### AIM
In the entries that follow, find the word "notazione" and report each line it is on.

___

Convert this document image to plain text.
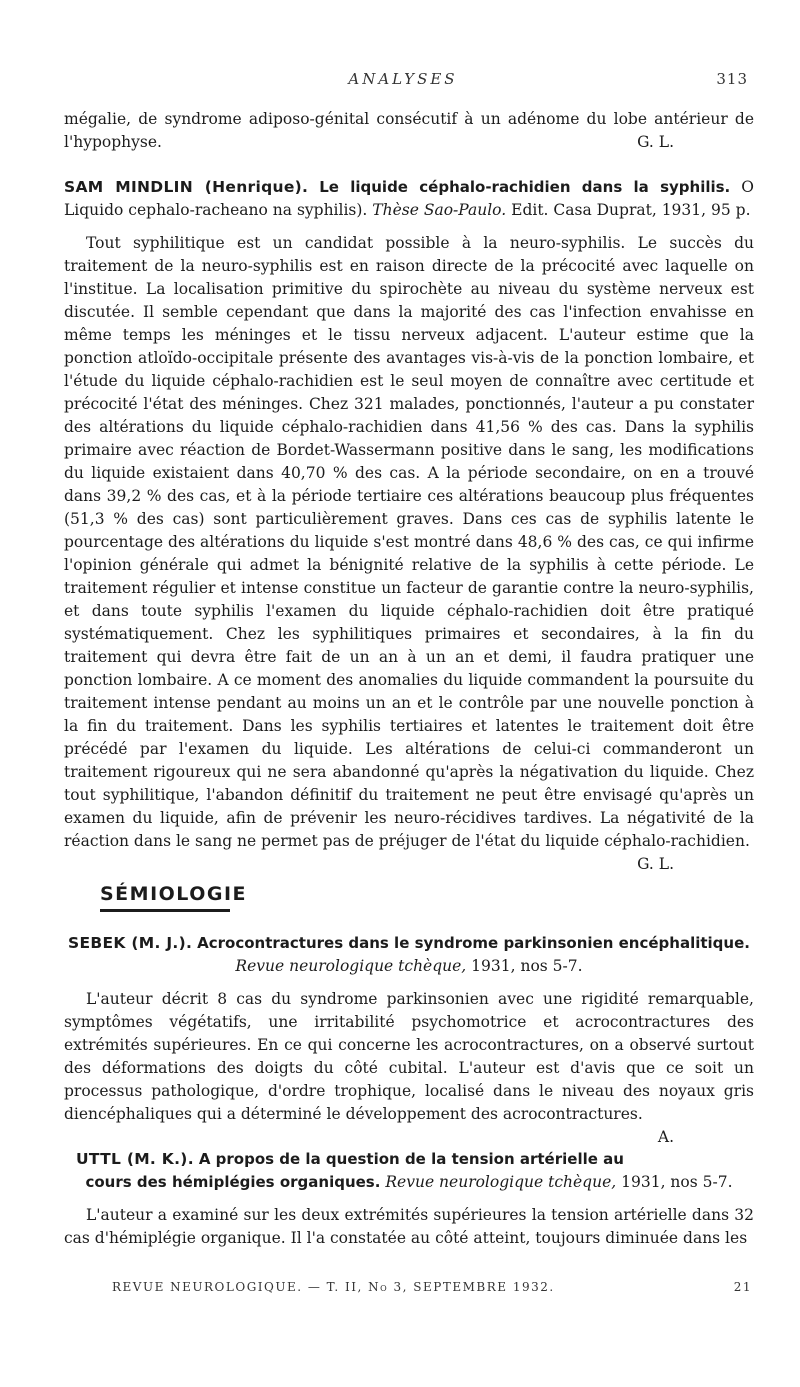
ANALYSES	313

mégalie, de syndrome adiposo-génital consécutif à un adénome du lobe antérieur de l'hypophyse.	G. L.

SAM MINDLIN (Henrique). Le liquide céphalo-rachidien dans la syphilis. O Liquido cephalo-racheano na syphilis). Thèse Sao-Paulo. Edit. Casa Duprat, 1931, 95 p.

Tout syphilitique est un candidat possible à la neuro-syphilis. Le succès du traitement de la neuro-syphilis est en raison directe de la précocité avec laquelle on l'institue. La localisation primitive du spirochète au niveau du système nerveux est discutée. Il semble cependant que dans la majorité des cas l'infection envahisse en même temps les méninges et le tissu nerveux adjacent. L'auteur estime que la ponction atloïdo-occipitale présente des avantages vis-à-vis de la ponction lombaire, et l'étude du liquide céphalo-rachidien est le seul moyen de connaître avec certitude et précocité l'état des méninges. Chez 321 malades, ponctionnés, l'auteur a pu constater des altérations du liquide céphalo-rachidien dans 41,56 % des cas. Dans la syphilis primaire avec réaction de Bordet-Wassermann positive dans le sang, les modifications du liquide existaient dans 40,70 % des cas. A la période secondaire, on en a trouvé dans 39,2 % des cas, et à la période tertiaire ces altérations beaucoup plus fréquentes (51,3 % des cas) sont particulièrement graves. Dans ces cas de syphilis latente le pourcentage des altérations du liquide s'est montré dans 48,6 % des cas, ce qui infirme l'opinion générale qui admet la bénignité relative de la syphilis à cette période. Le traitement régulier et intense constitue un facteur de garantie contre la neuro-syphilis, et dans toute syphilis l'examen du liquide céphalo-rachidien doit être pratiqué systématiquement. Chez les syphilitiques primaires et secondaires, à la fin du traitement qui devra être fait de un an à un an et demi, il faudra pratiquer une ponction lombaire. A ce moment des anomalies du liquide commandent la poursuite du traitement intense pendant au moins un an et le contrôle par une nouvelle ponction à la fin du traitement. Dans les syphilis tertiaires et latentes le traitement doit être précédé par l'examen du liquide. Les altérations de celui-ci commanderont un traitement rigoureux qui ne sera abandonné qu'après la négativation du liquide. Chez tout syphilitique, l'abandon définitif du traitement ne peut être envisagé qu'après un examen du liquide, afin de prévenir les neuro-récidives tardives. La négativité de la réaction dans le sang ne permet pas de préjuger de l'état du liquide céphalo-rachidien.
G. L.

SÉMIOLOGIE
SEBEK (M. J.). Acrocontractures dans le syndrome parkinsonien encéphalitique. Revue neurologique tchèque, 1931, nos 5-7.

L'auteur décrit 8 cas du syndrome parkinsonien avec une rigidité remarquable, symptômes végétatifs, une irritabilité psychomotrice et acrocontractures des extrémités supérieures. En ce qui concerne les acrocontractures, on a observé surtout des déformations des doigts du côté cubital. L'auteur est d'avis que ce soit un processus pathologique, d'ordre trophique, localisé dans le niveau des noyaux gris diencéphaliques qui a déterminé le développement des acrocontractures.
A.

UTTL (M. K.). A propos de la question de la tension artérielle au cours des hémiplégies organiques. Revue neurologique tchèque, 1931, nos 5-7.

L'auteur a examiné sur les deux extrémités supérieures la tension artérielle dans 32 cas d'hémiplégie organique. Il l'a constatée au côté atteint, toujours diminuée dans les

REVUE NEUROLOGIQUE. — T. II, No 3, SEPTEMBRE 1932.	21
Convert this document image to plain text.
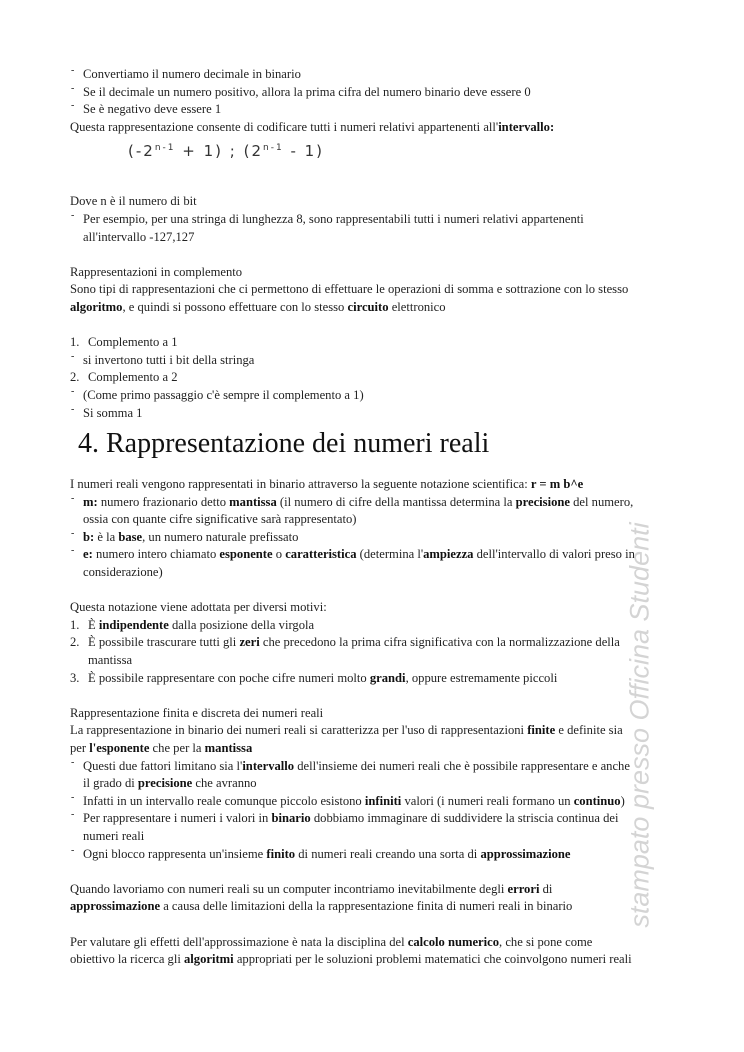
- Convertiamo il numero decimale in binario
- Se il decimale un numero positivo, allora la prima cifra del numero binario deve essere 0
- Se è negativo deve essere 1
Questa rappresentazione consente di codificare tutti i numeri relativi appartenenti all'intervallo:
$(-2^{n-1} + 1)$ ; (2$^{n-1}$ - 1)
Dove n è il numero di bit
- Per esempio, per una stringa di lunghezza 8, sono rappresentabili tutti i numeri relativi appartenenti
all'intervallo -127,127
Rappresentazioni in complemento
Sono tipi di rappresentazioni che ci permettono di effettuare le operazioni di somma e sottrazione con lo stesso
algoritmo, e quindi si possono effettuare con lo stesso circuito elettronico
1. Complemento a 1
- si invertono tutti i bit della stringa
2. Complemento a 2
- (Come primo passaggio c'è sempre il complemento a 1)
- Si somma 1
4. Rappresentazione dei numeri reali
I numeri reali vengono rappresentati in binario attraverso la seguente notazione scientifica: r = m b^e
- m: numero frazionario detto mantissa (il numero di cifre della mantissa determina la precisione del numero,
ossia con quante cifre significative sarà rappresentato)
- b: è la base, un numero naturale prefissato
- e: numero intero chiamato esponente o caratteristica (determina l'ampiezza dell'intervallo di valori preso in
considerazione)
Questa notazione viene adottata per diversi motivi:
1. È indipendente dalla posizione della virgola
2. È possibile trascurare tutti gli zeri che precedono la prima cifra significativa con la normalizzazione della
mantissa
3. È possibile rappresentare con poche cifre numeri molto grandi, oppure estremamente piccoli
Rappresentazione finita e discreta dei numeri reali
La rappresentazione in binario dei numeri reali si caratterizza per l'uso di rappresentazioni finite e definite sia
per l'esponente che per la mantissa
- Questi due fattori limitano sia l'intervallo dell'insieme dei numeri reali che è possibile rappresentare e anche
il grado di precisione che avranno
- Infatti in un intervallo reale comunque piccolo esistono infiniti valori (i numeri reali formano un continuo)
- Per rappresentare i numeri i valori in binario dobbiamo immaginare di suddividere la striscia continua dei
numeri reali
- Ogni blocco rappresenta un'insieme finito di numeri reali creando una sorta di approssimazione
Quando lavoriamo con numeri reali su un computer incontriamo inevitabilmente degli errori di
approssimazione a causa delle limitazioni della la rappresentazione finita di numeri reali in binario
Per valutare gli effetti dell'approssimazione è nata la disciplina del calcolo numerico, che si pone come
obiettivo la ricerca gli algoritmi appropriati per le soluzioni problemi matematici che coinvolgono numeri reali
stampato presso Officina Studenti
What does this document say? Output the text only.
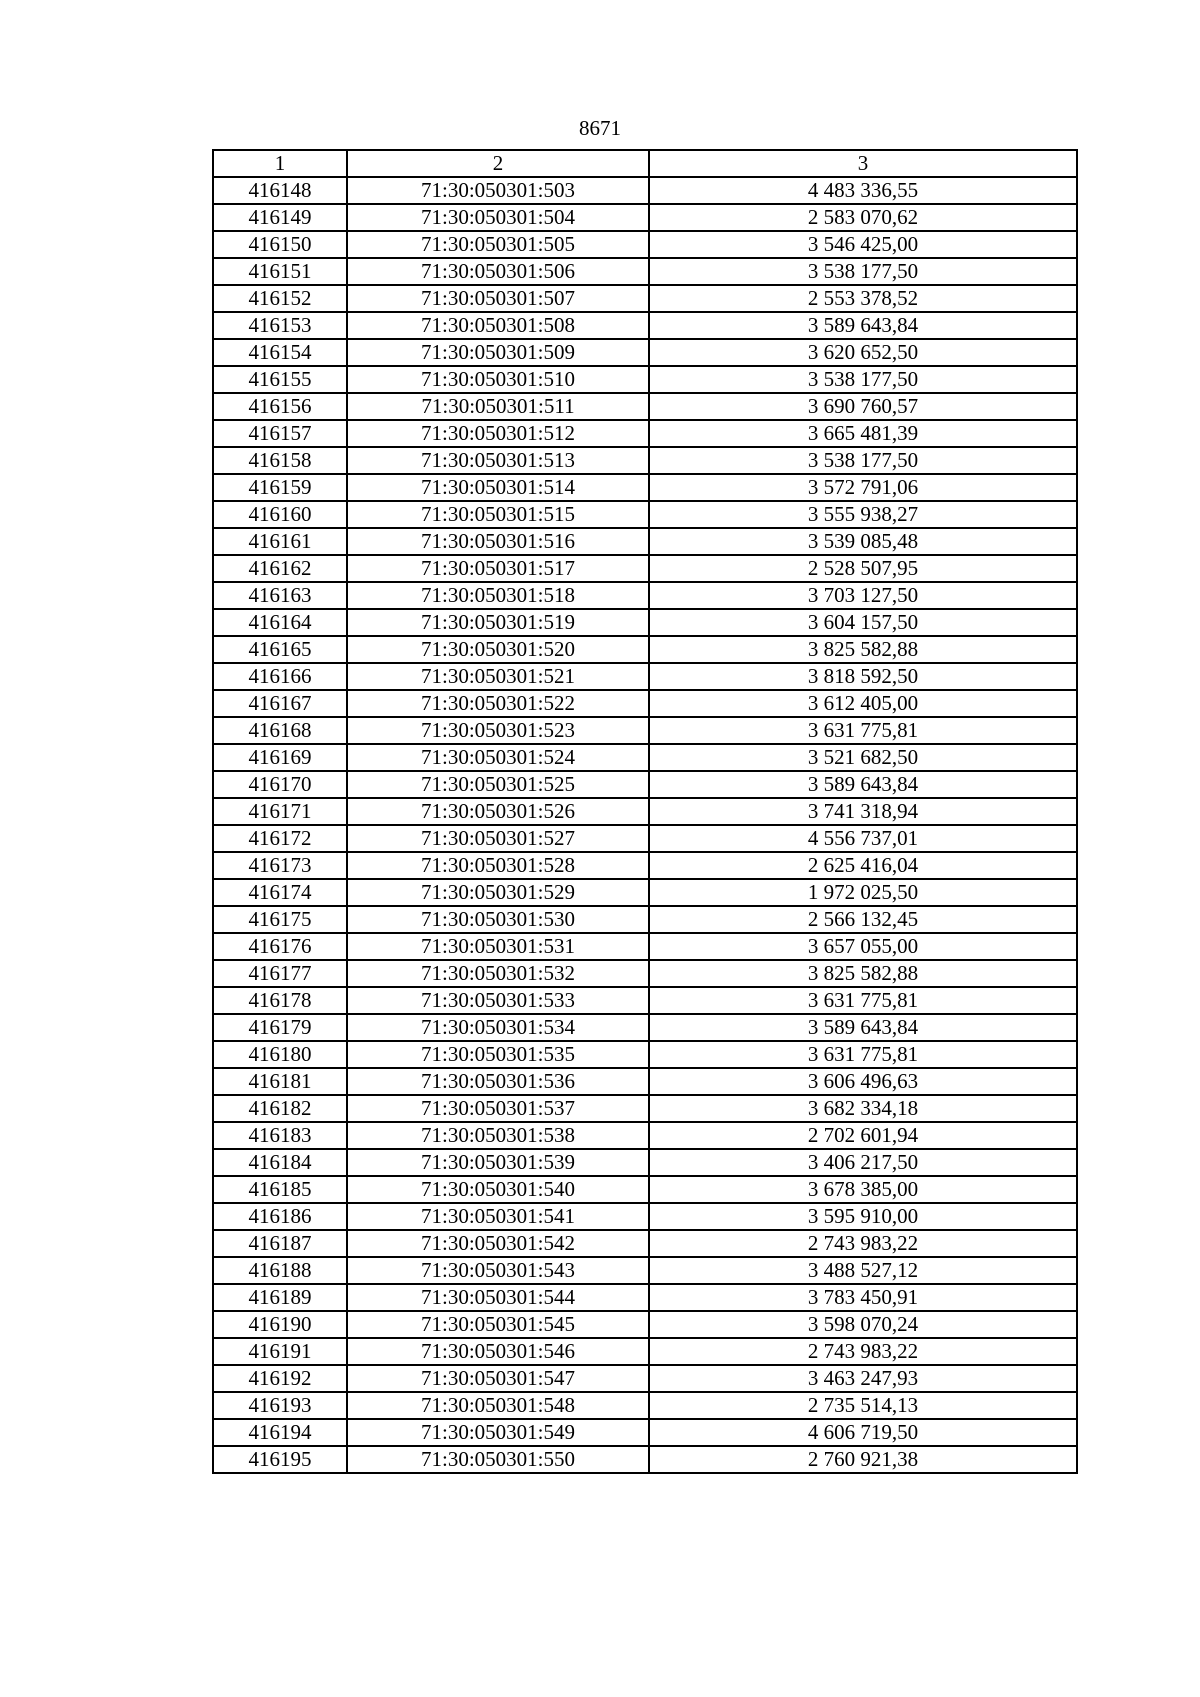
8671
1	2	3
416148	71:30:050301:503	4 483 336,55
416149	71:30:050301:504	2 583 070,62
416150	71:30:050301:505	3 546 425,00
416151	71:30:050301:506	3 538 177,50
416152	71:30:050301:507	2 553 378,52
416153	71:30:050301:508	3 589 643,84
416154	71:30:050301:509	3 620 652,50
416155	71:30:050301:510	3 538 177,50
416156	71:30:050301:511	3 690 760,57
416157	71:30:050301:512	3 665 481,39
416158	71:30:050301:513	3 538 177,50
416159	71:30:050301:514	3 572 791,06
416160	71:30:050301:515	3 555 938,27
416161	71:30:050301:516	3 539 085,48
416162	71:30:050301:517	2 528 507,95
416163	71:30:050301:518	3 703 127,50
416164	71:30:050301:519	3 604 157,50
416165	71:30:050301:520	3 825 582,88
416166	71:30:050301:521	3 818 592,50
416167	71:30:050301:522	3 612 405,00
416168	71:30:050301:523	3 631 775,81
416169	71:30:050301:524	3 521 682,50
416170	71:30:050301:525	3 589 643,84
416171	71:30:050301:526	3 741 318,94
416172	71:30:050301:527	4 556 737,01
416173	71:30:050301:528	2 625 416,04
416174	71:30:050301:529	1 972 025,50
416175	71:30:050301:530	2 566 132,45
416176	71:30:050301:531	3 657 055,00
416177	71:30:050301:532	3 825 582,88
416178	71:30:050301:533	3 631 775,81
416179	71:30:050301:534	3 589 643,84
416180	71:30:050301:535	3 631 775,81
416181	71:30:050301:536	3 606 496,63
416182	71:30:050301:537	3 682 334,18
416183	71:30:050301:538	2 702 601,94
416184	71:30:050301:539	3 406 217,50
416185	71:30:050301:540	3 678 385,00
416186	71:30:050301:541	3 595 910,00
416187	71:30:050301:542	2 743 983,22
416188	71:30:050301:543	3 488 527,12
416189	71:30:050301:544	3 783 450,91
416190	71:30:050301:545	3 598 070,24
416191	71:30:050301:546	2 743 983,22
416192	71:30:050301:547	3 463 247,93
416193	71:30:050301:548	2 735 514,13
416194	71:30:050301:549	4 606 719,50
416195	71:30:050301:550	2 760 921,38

___

### ANSWER TO THE TASK
I numeri reali vengono rappresentati in binario attraverso la seguente notazione scientifica: r = m b^e
Questa notazione viene adottata per diversi motivi:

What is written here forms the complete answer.